Transcribe each line of the records below exactly, excluding any embedded images.
═════ DATA TO USE ═════
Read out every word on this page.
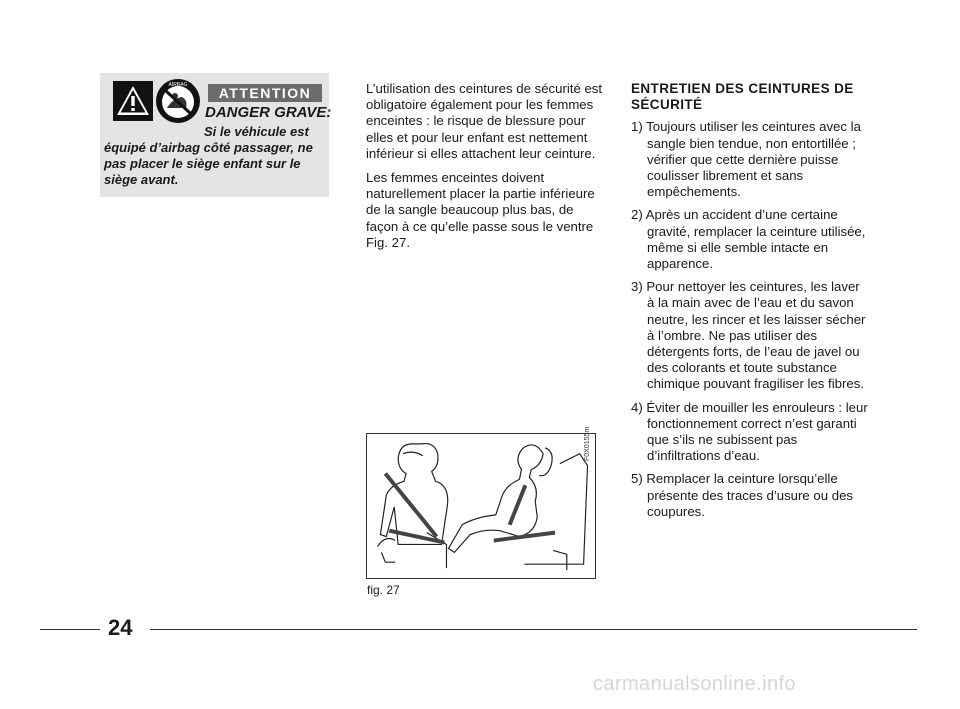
AIRBAG	ATTENTION
DANGER GRAVE:
Si le véhicule est
équipé d’airbag côté passager, ne pas placer le siège enfant sur le siège avant.

L’utilisation des ceintures de sécurité est obligatoire également pour les femmes enceintes : le risque de blessure pour elles et pour leur enfant est nettement inférieur si elles attachent leur ceinture.

Les femmes enceintes doivent naturellement placer la partie inférieure de la sangle beaucoup plus bas, de façon à ce qu’elle passe sous le ventre Fig. 27.

F0X0155m
fig. 27
ENTRETIEN DES CEINTURES DE SÉCURITÉ
1) Toujours utiliser les ceintures avec la sangle bien tendue, non entortillée ; vérifier que cette dernière puisse coulisser librement et sans empêchements.
2) Après un accident d’une certaine gravité, remplacer la ceinture utilisée, même si elle semble intacte en apparence.
3) Pour nettoyer les ceintures, les laver à la main avec de l’eau et du savon neutre, les rincer et les laisser sécher à l’ombre. Ne pas utiliser des détergents forts, de l’eau de javel ou des colorants et toute substance chimique pouvant fragiliser les fibres.
4) Éviter de mouiller les enrouleurs : leur fonctionnement correct n’est garanti que s’ils ne subissent pas d’infiltrations d’eau.
5) Remplacer la ceinture lorsqu’elle présente des traces d’usure ou des coupures.
24
carmanualsonline.info
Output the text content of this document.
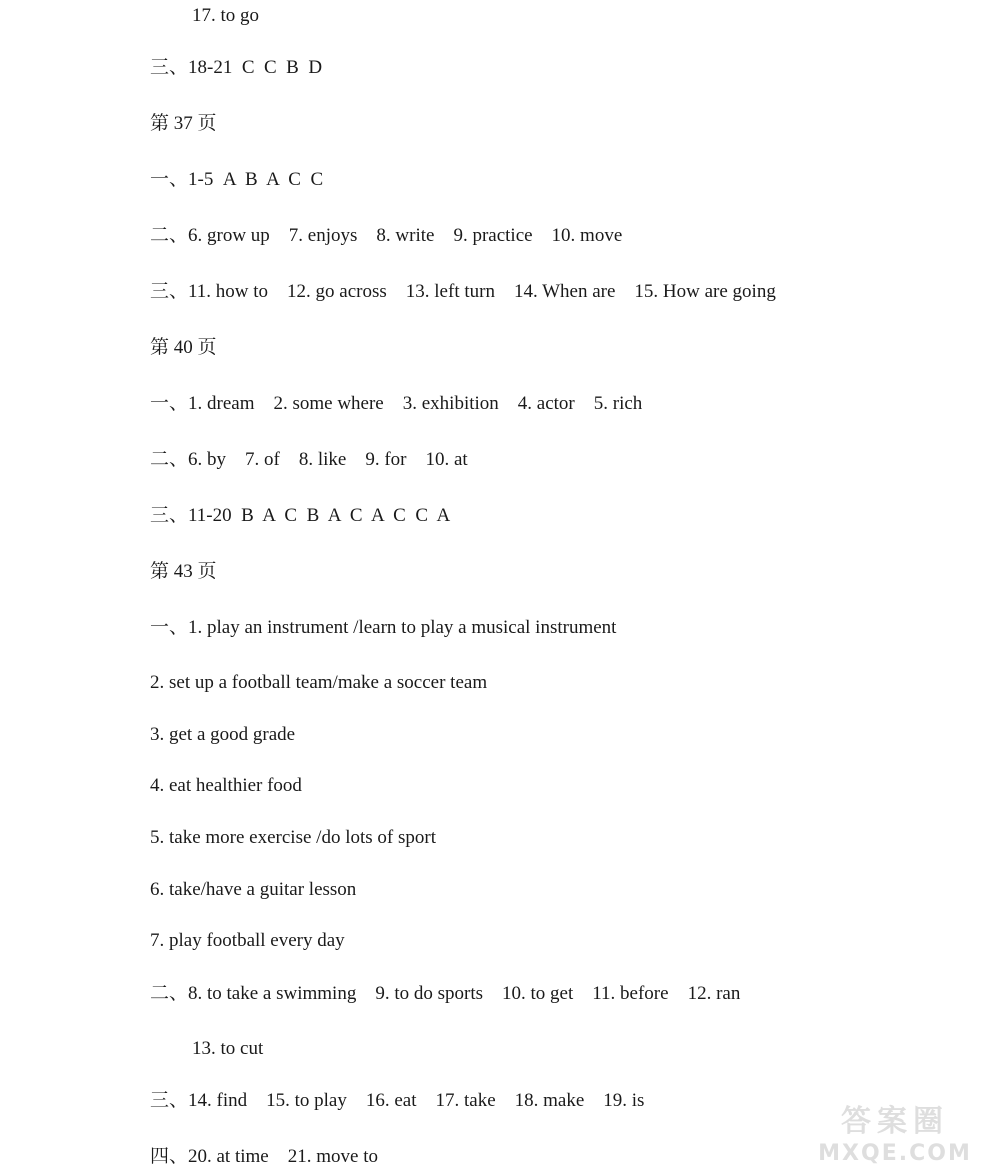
17. to go
三、18-21  C  C  B  D
第 37 页
一、1-5  A  B  A  C  C
二、6. grow up    7. enjoys    8. write    9. practice    10. move
三、11. how to    12. go across    13. left turn    14. When are    15. How are going
第 40 页
一、1. dream    2. some where    3. exhibition    4. actor    5. rich
二、6. by    7. of    8. like    9. for    10. at
三、11-20  B  A  C  B  A  C  A  C  C  A
第 43 页
一、1. play an instrument /learn to play a musical instrument
2. set up a football team/make a soccer team
3. get a good grade
4. eat healthier food
5. take more exercise /do lots of sport
6. take/have a guitar lesson
7. play football every day
二、8. to take a swimming    9. to do sports    10. to get    11. before    12. ran
13. to cut
三、14. find    15. to play    16. eat    17. take    18. make    19. is
四、20. at time    21. move to
答案圈
MXQE.COM
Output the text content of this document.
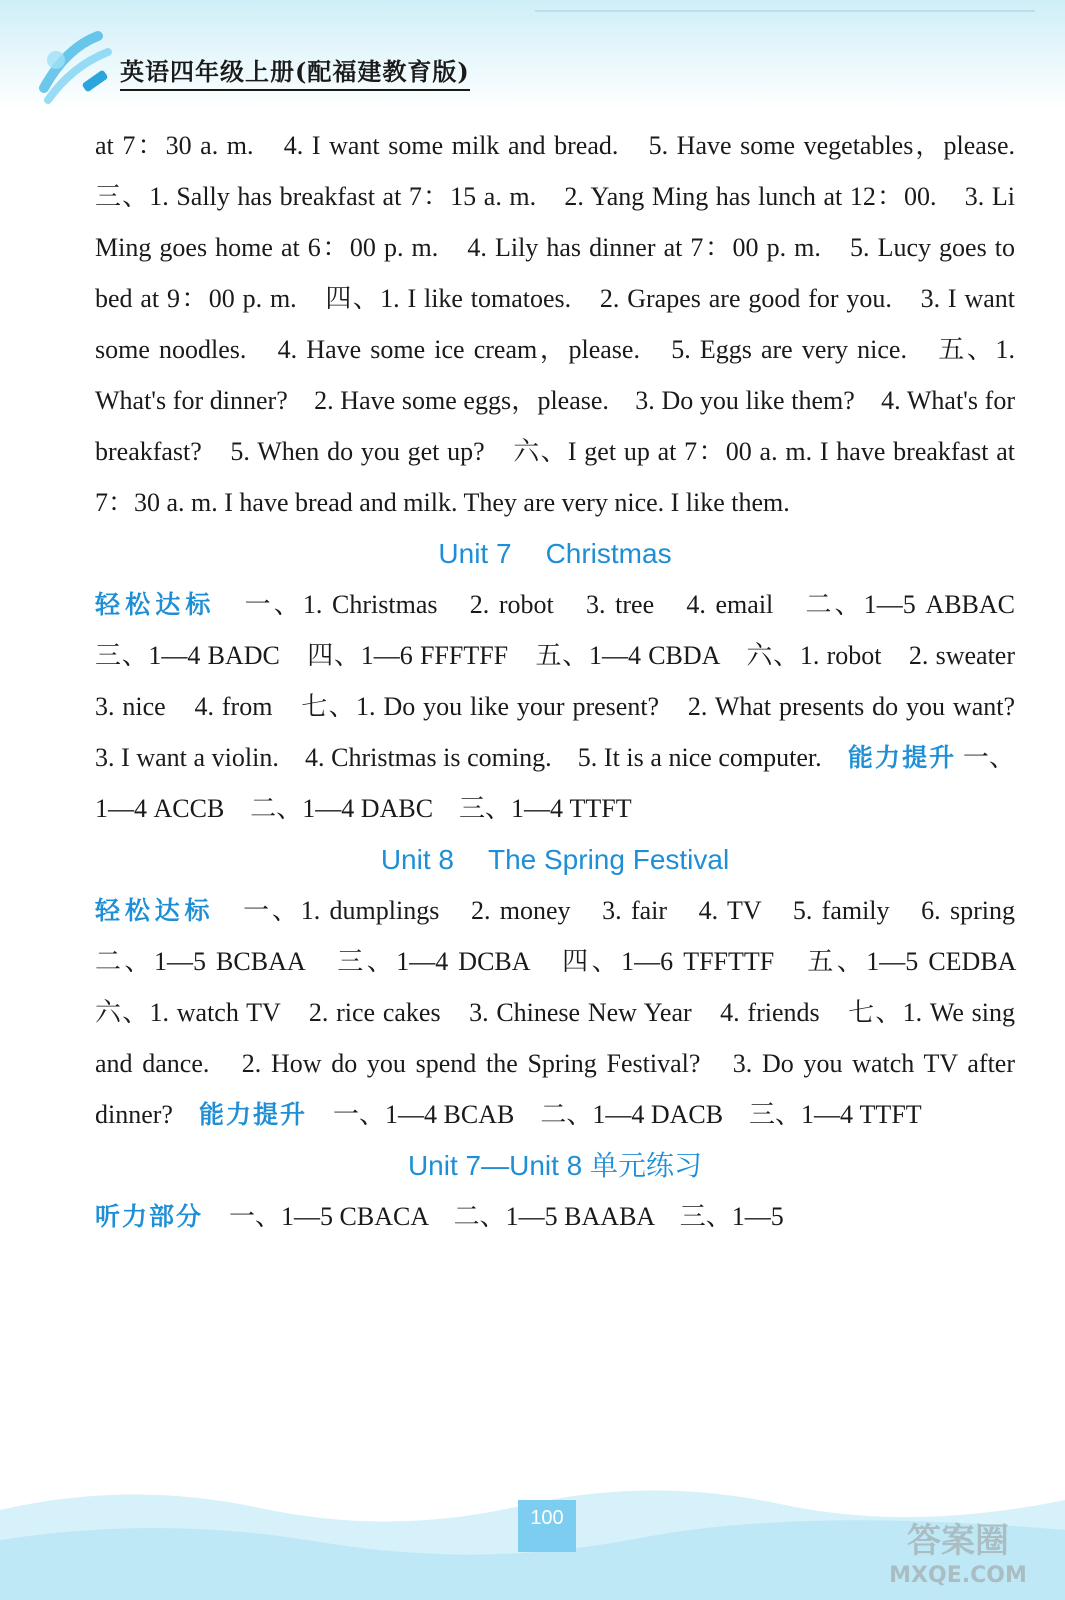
英语四年级上册(配福建教育版)

at 7：30 a. m.　4. I want some milk and bread.　5. Have some vegetables，please.　三、1. Sally has breakfast at 7：15 a. m.　2. Yang Ming has lunch at 12：00.　3. Li Ming goes home at 6：00 p. m.　4. Lily has dinner at 7：00 p. m.　5. Lucy goes to bed at 9：00 p. m.　四、1. I like tomatoes.　2. Grapes are good for you.　3. I want some noodles.　4. Have some ice cream，please.　5. Eggs are very nice.　五、1. What's for dinner?　2. Have some eggs，please.　3. Do you like them?　4. What's for breakfast?　5. When do you get up?　六、I get up at 7：00 a. m. I have breakfast at 7：30 a. m. I have bread and milk. They are very nice. I like them.

Unit 7 Christmas

轻松达标　 一、1. Christmas　2. robot　3. tree　4. email　二、1—5 ABBAC　三、1—4 BADC　四、1—6 FFFTFF　五、1—4 CBDA　六、1. robot　2. sweater　3. nice　4. from　七、1. Do you like your present?　2. What presents do you want?　3. I want a violin.　4. Christmas is coming.　5. It is a nice computer.　 能力提升 一、1—4 ACCB　二、1—4 DABC　三、1—4 TTFT

Unit 8 The Spring Festival

轻松达标　 一、1. dumplings　2. money　3. fair　4. TV　5. family　6. spring　二、1—5 BCBAA　三、1—4 DCBA　四、1—6 TFFTTF　五、1—5 CEDBA　六、1. watch TV　2. rice cakes　3. Chinese New Year　4. friends　七、1. We sing and dance.　2. How do you spend the Spring Festival?　3. Do you watch TV after dinner?　 能力提升　 一、1—4 BCAB　二、1—4 DACB　三、1—4 TTFT

Unit 7—Unit 8 单元练习

听力部分　 一、1—5 CBACA　二、1—5 BAABA　三、1—5

100
答案圈
MXQE.COM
═════
_RESPONSE TO THE TASK_
Read out every word on this page.
AIRBAG	ATTENTION
DANGER GRAVE:
Si le véhicule est
équipé d’airbag côté passager, ne pas placer le siège enfant sur le siège avant.

L’utilisation des ceintures de sécurité est obligatoire également pour les femmes enceintes : le risque de blessure pour elles et pour leur enfant est nettement inférieur si elles attachent leur ceinture.

Les femmes enceintes doivent naturellement placer la partie inférieure de la sangle beaucoup plus bas, de façon à ce qu’elle passe sous le ventre Fig. 27.

F0X0155m
fig. 27
ENTRETIEN DES CEINTURES DE SÉCURITÉ
1) Toujours utiliser les ceintures avec la sangle bien tendue, non entortillée ; vérifier que cette dernière puisse coulisser librement et sans empêchements.
2) Après un accident d’une certaine gravité, remplacer la ceinture utilisée, même si elle semble intacte en apparence.
3) Pour nettoyer les ceintures, les laver à la main avec de l’eau et du savon neutre, les rincer et les laisser sécher à l’ombre. Ne pas utiliser des détergents forts, de l’eau de javel ou des colorants et toute substance chimique pouvant fragiliser les fibres.
4) Éviter de mouiller les enrouleurs : leur fonctionnement correct n’est garanti que s’ils ne subissent pas d’infiltrations d’eau.
5) Remplacer la ceinture lorsqu’elle présente des traces d’usure ou des coupures.
24
carmanualsonline.info
Output the text content of this document.
17. to go
三、18-21  C  C  B  D
第 37 页
一、1-5  A  B  A  C  C
二、6. grow up    7. enjoys    8. write    9. practice    10. move
三、11. how to    12. go across    13. left turn    14. When are    15. How are going
第 40 页
一、1. dream    2. some where    3. exhibition    4. actor    5. rich
二、6. by    7. of    8. like    9. for    10. at
三、11-20  B  A  C  B  A  C  A  C  C  A
第 43 页
一、1. play an instrument /learn to play a musical instrument
2. set up a football team/make a soccer team
3. get a good grade
4. eat healthier food
5. take more exercise /do lots of sport
6. take/have a guitar lesson
7. play football every day
二、8. to take a swimming    9. to do sports    10. to get    11. before    12. ran
13. to cut
三、14. find    15. to play    16. eat    17. take    18. make    19. is
四、20. at time    21. move to
答案圈
MXQE.COM
Output the text content of this document.
英语四年级上册(配福建教育版)

at 7：30 a. m.　4. I want some milk and bread.　5. Have some vegetables，please.　三、1. Sally has breakfast at 7：15 a. m.　2. Yang Ming has lunch at 12：00.　3. Li Ming goes home at 6：00 p. m.　4. Lily has dinner at 7：00 p. m.　5. Lucy goes to bed at 9：00 p. m.　四、1. I like tomatoes.　2. Grapes are good for you.　3. I want some noodles.　4. Have some ice cream，please.　5. Eggs are very nice.　五、1. What's for dinner?　2. Have some eggs，please.　3. Do you like them?　4. What's for breakfast?　5. When do you get up?　六、I get up at 7：00 a. m. I have breakfast at 7：30 a. m. I have bread and milk. They are very nice. I like them.

Unit 7 Christmas

轻松达标　 一、1. Christmas　2. robot　3. tree　4. email　二、1—5 ABBAC　三、1—4 BADC　四、1—6 FFFTFF　五、1—4 CBDA　六、1. robot　2. sweater　3. nice　4. from　七、1. Do you like your present?　2. What presents do you want?　3. I want a violin.　4. Christmas is coming.　5. It is a nice computer.　 能力提升 一、1—4 ACCB　二、1—4 DABC　三、1—4 TTFT

Unit 8 The Spring Festival

轻松达标　 一、1. dumplings　2. money　3. fair　4. TV　5. family　6. spring　二、1—5 BCBAA　三、1—4 DCBA　四、1—6 TFFTTF　五、1—5 CEDBA　六、1. watch TV　2. rice cakes　3. Chinese New Year　4. friends　七、1. We sing and dance.　2. How do you spend the Spring Festival?　3. Do you watch TV after dinner?　 能力提升　 一、1—4 BCAB　二、1—4 DACB　三、1—4 TTFT

Unit 7—Unit 8 单元练习

听力部分　 一、1—5 CBACA　二、1—5 BAABA　三、1—5

100
答案圈
MXQE.COM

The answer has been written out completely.